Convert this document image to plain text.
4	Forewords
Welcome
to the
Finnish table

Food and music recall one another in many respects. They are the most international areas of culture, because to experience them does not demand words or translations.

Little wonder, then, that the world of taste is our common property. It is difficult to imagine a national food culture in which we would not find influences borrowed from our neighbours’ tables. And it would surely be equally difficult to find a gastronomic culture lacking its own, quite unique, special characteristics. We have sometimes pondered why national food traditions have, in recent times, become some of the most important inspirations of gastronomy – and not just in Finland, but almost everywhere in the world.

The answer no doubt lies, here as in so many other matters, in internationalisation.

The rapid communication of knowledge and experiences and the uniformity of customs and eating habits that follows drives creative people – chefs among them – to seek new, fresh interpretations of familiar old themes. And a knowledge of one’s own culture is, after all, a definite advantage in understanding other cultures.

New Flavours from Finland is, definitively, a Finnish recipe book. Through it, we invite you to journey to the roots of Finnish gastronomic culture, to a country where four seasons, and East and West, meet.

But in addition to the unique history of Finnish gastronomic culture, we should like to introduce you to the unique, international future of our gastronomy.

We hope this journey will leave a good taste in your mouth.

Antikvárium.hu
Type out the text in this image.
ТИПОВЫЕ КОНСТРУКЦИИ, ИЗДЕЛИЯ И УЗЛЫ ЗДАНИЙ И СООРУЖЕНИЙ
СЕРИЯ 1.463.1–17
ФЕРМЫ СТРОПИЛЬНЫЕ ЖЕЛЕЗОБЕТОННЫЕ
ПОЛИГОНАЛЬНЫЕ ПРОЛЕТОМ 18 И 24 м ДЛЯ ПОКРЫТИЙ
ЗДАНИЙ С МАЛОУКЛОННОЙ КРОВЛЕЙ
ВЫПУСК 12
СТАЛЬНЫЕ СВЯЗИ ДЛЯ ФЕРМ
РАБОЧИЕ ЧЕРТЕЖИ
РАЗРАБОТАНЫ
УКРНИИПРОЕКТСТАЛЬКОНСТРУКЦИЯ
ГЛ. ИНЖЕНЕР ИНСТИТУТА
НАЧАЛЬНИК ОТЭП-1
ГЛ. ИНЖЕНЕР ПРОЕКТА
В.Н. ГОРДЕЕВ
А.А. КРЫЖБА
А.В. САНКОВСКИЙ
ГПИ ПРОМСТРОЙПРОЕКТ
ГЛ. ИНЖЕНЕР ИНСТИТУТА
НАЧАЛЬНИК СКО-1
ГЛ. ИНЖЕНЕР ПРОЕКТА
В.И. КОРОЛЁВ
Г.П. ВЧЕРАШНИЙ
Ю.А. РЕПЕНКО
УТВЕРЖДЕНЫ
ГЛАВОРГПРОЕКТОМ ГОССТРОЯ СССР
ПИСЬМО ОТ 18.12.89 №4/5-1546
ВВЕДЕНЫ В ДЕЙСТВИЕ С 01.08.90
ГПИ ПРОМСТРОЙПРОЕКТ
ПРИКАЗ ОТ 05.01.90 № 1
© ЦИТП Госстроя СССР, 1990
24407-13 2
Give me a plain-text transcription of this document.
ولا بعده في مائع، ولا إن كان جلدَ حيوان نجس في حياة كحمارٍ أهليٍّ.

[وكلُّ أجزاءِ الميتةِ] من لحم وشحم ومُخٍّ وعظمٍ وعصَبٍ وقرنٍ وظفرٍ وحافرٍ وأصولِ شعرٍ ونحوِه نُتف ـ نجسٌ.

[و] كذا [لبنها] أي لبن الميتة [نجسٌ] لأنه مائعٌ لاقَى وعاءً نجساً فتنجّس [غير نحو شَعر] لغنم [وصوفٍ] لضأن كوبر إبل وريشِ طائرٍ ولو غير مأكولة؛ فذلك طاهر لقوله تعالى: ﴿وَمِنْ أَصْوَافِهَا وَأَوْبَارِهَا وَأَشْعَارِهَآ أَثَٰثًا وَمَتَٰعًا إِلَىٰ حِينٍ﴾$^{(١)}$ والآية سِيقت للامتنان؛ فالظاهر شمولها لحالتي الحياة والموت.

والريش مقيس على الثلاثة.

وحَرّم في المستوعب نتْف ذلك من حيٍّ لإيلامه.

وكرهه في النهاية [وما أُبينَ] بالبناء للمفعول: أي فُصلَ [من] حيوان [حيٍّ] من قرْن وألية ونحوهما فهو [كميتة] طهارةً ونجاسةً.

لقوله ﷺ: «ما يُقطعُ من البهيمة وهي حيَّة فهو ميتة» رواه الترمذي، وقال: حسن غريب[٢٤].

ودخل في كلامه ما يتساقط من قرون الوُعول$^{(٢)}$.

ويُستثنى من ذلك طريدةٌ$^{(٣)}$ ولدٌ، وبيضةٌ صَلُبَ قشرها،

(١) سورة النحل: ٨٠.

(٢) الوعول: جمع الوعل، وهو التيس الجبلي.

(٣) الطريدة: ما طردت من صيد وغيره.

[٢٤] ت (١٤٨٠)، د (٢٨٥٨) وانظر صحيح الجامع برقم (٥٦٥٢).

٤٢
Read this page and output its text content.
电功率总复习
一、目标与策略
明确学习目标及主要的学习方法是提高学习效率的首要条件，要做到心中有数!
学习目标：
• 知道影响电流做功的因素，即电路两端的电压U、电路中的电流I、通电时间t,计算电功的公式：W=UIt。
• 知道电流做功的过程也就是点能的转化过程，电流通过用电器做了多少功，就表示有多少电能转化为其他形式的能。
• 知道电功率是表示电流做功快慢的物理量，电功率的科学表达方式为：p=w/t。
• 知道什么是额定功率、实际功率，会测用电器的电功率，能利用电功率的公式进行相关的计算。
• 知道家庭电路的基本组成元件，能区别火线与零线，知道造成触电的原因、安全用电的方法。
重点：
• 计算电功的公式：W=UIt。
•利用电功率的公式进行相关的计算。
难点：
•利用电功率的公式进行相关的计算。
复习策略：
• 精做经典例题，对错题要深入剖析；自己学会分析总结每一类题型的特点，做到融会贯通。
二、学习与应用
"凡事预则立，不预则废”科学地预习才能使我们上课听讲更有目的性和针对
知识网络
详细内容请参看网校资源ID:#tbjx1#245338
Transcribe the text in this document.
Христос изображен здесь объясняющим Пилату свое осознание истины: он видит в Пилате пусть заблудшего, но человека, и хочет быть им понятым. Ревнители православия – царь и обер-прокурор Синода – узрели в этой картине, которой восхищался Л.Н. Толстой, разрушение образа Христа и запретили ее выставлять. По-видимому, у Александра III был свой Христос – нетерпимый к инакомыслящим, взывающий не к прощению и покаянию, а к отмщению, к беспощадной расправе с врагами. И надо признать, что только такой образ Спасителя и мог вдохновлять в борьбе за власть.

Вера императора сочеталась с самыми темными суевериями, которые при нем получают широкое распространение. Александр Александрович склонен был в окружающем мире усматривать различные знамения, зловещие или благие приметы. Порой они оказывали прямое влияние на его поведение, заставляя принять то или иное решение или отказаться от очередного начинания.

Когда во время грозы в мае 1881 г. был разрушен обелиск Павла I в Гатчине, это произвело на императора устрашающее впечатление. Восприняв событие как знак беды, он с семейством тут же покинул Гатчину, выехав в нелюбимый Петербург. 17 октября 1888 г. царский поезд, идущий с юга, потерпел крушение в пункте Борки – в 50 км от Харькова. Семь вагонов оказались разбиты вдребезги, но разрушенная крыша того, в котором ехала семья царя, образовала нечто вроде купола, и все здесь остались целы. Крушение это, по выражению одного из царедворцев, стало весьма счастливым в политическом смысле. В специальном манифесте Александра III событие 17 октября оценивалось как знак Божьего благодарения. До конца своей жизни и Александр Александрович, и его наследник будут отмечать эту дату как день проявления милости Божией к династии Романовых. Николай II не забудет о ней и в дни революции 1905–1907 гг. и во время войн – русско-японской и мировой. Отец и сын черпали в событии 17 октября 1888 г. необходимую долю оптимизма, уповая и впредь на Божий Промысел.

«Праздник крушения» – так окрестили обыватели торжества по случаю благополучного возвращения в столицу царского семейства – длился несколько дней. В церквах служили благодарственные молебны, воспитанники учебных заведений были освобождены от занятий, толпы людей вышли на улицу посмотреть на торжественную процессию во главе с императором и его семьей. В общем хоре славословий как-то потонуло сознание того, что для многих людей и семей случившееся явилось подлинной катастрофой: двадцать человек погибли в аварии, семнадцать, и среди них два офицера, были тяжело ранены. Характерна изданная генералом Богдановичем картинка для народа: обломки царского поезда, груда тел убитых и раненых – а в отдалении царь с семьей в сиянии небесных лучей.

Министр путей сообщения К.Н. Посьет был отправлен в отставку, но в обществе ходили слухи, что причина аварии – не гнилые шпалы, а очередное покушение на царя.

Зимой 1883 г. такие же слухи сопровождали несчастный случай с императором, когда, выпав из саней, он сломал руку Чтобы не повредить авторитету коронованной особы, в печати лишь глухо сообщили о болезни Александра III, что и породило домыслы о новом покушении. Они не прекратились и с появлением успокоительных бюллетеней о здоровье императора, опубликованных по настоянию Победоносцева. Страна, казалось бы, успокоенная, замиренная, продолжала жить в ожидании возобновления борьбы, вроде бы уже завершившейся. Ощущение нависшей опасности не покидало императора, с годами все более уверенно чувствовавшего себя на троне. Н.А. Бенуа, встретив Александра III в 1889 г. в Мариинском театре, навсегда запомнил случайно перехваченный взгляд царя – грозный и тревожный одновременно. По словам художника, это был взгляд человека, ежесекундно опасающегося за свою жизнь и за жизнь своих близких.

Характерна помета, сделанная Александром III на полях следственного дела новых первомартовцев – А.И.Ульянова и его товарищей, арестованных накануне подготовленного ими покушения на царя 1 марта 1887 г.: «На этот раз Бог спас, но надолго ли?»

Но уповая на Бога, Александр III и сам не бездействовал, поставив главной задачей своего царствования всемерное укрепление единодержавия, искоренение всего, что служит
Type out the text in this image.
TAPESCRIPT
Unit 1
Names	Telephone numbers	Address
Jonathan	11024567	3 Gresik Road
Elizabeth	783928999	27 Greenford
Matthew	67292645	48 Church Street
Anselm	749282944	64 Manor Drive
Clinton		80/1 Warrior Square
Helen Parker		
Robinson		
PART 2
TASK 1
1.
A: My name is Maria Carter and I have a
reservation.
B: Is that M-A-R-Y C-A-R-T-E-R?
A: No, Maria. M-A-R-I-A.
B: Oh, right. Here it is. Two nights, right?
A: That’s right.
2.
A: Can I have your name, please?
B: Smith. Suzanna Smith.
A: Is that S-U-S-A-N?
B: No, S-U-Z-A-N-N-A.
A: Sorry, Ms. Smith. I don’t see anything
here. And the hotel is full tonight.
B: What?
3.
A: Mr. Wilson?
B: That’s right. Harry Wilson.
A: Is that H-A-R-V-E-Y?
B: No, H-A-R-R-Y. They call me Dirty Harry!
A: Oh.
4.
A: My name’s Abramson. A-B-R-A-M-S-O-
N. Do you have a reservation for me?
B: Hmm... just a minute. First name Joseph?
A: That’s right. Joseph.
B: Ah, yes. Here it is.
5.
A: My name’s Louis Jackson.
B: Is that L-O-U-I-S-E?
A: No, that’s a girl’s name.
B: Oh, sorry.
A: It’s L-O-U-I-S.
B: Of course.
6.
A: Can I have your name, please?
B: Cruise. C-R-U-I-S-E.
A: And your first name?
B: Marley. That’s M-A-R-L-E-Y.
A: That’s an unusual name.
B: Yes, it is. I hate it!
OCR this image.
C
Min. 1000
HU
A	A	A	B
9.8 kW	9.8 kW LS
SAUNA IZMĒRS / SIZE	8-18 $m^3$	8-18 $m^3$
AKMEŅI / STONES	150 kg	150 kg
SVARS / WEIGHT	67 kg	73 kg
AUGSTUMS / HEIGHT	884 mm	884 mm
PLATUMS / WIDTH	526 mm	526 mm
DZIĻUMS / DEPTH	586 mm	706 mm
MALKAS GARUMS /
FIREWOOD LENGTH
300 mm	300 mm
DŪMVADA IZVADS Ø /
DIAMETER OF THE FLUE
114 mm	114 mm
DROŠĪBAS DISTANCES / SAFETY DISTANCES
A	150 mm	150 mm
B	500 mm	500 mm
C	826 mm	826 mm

********

(Task directions): Among the lines above, determine how many hold the word "document"; report the figure alone.

(Finished task): 3